◆ Stored data entries:
◇ ◇ ◇ ◇

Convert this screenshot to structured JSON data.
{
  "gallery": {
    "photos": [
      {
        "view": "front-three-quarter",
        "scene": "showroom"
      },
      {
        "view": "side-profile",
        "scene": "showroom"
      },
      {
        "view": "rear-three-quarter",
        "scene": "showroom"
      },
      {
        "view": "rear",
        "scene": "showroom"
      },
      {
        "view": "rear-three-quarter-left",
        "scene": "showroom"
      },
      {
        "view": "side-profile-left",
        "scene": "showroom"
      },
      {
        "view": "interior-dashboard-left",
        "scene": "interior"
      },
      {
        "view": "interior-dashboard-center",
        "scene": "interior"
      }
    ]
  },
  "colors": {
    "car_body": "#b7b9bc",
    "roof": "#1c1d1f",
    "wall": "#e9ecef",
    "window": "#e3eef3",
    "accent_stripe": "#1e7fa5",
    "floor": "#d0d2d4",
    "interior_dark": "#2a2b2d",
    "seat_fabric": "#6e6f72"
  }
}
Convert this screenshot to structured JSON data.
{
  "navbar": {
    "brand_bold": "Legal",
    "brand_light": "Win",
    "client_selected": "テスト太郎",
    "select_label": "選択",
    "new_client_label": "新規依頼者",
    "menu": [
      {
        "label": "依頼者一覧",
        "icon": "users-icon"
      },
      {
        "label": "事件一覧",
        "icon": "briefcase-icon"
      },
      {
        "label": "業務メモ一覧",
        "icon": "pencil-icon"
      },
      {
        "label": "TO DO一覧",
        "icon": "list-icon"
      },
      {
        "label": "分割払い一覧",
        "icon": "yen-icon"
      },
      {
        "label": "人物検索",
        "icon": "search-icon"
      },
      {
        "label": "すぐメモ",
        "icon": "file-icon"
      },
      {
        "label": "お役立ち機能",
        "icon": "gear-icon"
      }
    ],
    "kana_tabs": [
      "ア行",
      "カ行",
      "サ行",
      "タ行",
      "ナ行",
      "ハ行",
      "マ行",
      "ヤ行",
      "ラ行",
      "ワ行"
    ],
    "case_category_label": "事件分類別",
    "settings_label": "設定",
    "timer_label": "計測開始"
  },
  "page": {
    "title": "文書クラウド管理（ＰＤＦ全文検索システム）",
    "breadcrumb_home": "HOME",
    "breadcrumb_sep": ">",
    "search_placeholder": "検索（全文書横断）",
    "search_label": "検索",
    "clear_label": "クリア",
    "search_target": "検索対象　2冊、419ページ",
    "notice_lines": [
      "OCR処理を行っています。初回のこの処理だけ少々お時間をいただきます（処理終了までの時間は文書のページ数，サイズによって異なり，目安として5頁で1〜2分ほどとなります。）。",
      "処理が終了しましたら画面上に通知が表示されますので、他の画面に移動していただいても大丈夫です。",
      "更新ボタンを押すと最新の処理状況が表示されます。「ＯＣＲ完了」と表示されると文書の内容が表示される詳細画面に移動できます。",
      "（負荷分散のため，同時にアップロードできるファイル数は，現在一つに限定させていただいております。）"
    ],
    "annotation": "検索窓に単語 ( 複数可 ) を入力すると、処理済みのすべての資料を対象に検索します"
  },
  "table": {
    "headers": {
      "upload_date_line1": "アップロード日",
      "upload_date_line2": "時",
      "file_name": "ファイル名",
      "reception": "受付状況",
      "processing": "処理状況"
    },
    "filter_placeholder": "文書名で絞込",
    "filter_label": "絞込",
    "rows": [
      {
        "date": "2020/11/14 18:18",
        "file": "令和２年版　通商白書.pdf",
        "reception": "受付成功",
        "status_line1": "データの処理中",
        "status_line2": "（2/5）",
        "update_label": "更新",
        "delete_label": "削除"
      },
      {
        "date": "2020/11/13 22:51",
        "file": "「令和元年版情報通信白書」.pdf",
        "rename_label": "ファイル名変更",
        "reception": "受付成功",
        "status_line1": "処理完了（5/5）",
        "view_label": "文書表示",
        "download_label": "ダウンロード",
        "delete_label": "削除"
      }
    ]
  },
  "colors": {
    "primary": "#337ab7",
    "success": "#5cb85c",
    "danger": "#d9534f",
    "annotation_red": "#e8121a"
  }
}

◇ ◇ ◇ ◇

◆ What you will do:
Reproduce all the data word for word.

◆ Solution to the exercise:
Convert this screenshot to structured JSON data.
{
  "gallery": {
    "photos": [
      {
        "view": "front-three-quarter",
        "scene": "showroom"
      },
      {
        "view": "side-profile",
        "scene": "showroom"
      },
      {
        "view": "rear-three-quarter",
        "scene": "showroom"
      },
      {
        "view": "rear",
        "scene": "showroom"
      },
      {
        "view": "rear-three-quarter-left",
        "scene": "showroom"
      },
      {
        "view": "side-profile-left",
        "scene": "showroom"
      },
      {
        "view": "interior-dashboard-left",
        "scene": "interior"
      },
      {
        "view": "interior-dashboard-center",
        "scene": "interior"
      }
    ]
  },
  "colors": {
    "car_body": "#b7b9bc",
    "roof": "#1c1d1f",
    "wall": "#e9ecef",
    "window": "#e3eef3",
    "accent_stripe": "#1e7fa5",
    "floor": "#d0d2d4",
    "interior_dark": "#2a2b2d",
    "seat_fabric": "#6e6f72"
  }
}
Convert this screenshot to structured JSON data.
{
  "navbar": {
    "brand_bold": "Legal",
    "brand_light": "Win",
    "client_selected": "テスト太郎",
    "select_label": "選択",
    "new_client_label": "新規依頼者",
    "menu": [
      {
        "label": "依頼者一覧",
        "icon": "users-icon"
      },
      {
        "label": "事件一覧",
        "icon": "briefcase-icon"
      },
      {
        "label": "業務メモ一覧",
        "icon": "pencil-icon"
      },
      {
        "label": "TO DO一覧",
        "icon": "list-icon"
      },
      {
        "label": "分割払い一覧",
        "icon": "yen-icon"
      },
      {
        "label": "人物検索",
        "icon": "search-icon"
      },
      {
        "label": "すぐメモ",
        "icon": "file-icon"
      },
      {
        "label": "お役立ち機能",
        "icon": "gear-icon"
      }
    ],
    "kana_tabs": [
      "ア行",
      "カ行",
      "サ行",
      "タ行",
      "ナ行",
      "ハ行",
      "マ行",
      "ヤ行",
      "ラ行",
      "ワ行"
    ],
    "case_category_label": "事件分類別",
    "settings_label": "設定",
    "timer_label": "計測開始"
  },
  "page": {
    "title": "文書クラウド管理（ＰＤＦ全文検索システム）",
    "breadcrumb_home": "HOME",
    "breadcrumb_sep": ">",
    "search_placeholder": "検索（全文書横断）",
    "search_label": "検索",
    "clear_label": "クリア",
    "search_target": "検索対象　2冊、419ページ",
    "notice_lines": [
      "OCR処理を行っています。初回のこの処理だけ少々お時間をいただきます（処理終了までの時間は文書のページ数，サイズによって異なり，目安として5頁で1〜2分ほどとなります。）。",
      "処理が終了しましたら画面上に通知が表示されますので、他の画面に移動していただいても大丈夫です。",
      "更新ボタンを押すと最新の処理状況が表示されます。「ＯＣＲ完了」と表示されると文書の内容が表示される詳細画面に移動できます。",
      "（負荷分散のため，同時にアップロードできるファイル数は，現在一つに限定させていただいております。）"
    ],
    "annotation": "検索窓に単語 ( 複数可 ) を入力すると、処理済みのすべての資料を対象に検索します"
  },
  "table": {
    "headers": {
      "upload_date_line1": "アップロード日",
      "upload_date_line2": "時",
      "file_name": "ファイル名",
      "reception": "受付状況",
      "processing": "処理状況"
    },
    "filter_placeholder": "文書名で絞込",
    "filter_label": "絞込",
    "rows": [
      {
        "date": "2020/11/14 18:18",
        "file": "令和２年版　通商白書.pdf",
        "reception": "受付成功",
        "status_line1": "データの処理中",
        "status_line2": "（2/5）",
        "update_label": "更新",
        "delete_label": "削除"
      },
      {
        "date": "2020/11/13 22:51",
        "file": "「令和元年版情報通信白書」.pdf",
        "rename_label": "ファイル名変更",
        "reception": "受付成功",
        "status_line1": "処理完了（5/5）",
        "view_label": "文書表示",
        "download_label": "ダウンロード",
        "delete_label": "削除"
      }
    ]
  },
  "colors": {
    "primary": "#337ab7",
    "success": "#5cb85c",
    "danger": "#d9534f",
    "annotation_red": "#e8121a"
  }
}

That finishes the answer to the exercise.